Exercise brief:
Print all of the lines exactly. Any picture among them stays out.

Task material:

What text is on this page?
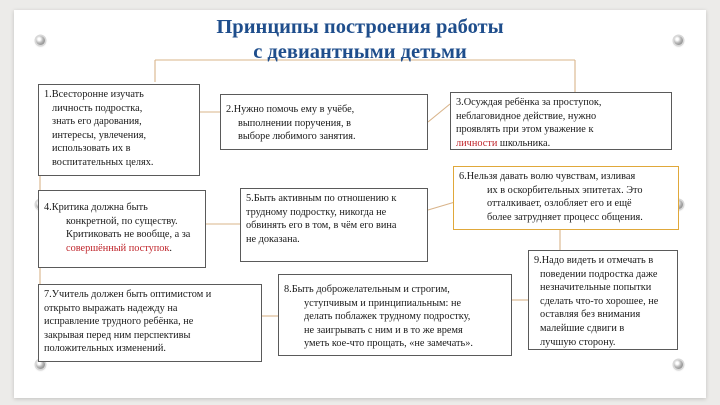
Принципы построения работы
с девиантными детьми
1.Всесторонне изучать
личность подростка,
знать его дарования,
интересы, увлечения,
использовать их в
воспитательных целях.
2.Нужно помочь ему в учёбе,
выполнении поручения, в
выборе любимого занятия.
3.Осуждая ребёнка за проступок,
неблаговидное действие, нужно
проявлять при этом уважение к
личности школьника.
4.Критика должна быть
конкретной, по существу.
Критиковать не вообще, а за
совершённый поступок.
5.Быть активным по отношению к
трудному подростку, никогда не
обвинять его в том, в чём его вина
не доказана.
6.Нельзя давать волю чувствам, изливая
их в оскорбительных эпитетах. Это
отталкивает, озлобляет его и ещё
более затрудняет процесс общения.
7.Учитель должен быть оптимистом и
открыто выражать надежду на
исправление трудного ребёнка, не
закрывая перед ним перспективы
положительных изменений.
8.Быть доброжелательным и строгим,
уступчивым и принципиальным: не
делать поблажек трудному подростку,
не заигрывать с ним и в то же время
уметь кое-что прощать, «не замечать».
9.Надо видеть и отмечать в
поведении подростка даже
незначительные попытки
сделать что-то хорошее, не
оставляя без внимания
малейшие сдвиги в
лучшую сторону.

Worked solution:
What text is on this page?
Принципы построения работы
с девиантными детьми
1.Всесторонне изучать
личность подростка,
знать его дарования,
интересы, увлечения,
использовать их в
воспитательных целях.
2.Нужно помочь ему в учёбе,
выполнении поручения, в
выборе любимого занятия.
3.Осуждая ребёнка за проступок,
неблаговидное действие, нужно
проявлять при этом уважение к
личности школьника.
4.Критика должна быть
конкретной, по существу.
Критиковать не вообще, а за
совершённый поступок.
5.Быть активным по отношению к
трудному подростку, никогда не
обвинять его в том, в чём его вина
не доказана.
6.Нельзя давать волю чувствам, изливая
их в оскорбительных эпитетах. Это
отталкивает, озлобляет его и ещё
более затрудняет процесс общения.
7.Учитель должен быть оптимистом и
открыто выражать надежду на
исправление трудного ребёнка, не
закрывая перед ним перспективы
положительных изменений.
8.Быть доброжелательным и строгим,
уступчивым и принципиальным: не
делать поблажек трудному подростку,
не заигрывать с ним и в то же время
уметь кое-что прощать, «не замечать».
9.Надо видеть и отмечать в
поведении подростка даже
незначительные попытки
сделать что-то хорошее, не
оставляя без внимания
малейшие сдвиги в
лучшую сторону.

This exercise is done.